**PROBLEM STATEMENT:** Wherever "flujos" appears in a line, list that line.

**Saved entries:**
+++

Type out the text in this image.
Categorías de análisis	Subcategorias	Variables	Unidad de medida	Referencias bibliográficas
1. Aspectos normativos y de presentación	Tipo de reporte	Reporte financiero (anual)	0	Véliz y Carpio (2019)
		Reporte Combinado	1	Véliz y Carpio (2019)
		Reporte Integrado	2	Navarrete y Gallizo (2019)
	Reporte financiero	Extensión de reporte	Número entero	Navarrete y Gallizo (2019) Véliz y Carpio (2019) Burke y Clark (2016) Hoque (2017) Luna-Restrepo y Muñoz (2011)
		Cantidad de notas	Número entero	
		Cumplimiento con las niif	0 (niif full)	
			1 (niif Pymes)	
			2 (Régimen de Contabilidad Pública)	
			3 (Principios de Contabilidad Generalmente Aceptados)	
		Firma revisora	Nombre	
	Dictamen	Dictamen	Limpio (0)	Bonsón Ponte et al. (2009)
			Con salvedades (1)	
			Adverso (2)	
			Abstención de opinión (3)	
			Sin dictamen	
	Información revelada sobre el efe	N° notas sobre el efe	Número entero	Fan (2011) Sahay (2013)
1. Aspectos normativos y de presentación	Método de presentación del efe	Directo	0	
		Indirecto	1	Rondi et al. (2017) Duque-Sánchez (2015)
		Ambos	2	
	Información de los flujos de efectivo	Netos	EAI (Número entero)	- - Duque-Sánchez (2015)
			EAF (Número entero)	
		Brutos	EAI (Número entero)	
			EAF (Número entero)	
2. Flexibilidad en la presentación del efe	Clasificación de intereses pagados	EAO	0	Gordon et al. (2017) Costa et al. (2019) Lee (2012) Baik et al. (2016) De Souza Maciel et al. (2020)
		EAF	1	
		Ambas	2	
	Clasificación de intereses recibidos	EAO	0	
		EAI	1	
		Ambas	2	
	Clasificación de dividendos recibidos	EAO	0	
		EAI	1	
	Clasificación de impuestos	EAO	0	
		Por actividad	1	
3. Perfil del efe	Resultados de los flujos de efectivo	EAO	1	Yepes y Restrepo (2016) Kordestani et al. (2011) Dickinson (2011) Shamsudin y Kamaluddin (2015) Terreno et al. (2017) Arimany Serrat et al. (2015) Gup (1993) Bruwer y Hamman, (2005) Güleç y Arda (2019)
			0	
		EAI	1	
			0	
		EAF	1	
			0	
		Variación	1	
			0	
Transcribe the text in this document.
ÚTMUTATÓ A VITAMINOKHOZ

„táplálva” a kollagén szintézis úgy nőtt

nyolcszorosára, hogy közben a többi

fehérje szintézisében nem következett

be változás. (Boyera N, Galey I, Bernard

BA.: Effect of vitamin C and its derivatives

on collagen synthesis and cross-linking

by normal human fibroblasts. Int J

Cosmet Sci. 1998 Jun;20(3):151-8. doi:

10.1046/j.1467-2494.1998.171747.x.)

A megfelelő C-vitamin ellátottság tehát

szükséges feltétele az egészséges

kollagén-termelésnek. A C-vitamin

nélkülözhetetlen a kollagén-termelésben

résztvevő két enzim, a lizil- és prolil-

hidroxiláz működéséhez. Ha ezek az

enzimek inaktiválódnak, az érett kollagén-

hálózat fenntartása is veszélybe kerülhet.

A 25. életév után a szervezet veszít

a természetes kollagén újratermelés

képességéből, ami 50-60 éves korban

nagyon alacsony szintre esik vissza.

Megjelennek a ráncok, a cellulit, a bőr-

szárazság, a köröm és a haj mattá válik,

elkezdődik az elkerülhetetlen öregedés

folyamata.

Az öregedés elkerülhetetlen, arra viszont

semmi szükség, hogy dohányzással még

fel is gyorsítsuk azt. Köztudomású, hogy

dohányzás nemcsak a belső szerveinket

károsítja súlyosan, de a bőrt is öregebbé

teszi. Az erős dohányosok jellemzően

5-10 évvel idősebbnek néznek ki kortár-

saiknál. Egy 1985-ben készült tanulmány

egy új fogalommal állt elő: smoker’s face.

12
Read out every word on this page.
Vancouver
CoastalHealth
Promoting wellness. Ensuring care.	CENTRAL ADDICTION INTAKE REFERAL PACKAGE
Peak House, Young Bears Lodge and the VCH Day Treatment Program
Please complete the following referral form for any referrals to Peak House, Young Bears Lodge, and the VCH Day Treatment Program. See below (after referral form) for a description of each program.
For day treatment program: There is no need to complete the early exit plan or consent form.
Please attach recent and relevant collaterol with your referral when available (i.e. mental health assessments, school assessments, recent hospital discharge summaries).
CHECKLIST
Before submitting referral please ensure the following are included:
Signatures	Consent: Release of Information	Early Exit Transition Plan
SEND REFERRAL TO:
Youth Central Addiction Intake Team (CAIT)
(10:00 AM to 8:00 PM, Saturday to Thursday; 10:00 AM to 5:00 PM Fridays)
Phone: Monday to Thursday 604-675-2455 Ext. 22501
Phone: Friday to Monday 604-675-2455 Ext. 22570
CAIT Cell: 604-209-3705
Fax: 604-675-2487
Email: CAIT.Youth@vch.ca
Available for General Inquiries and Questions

+++

**EXERCISE SOLUTION:**
	Información de los flujos de efectivo	Netos	EAI (Número entero)	- - Duque-Sánchez (2015)
3. Perfil del efe	Resultados de los flujos de efectivo	EAO	1	Yepes y Restrepo (2016) Kordestani et al. (2011) Dickinson (2011) Shamsudin y Kamaluddin (2015) Terreno et al. (2017) Arimany Serrat et al. (2015) Gup (1993) Bruwer y Hamman, (2005) Güleç y Arda (2019)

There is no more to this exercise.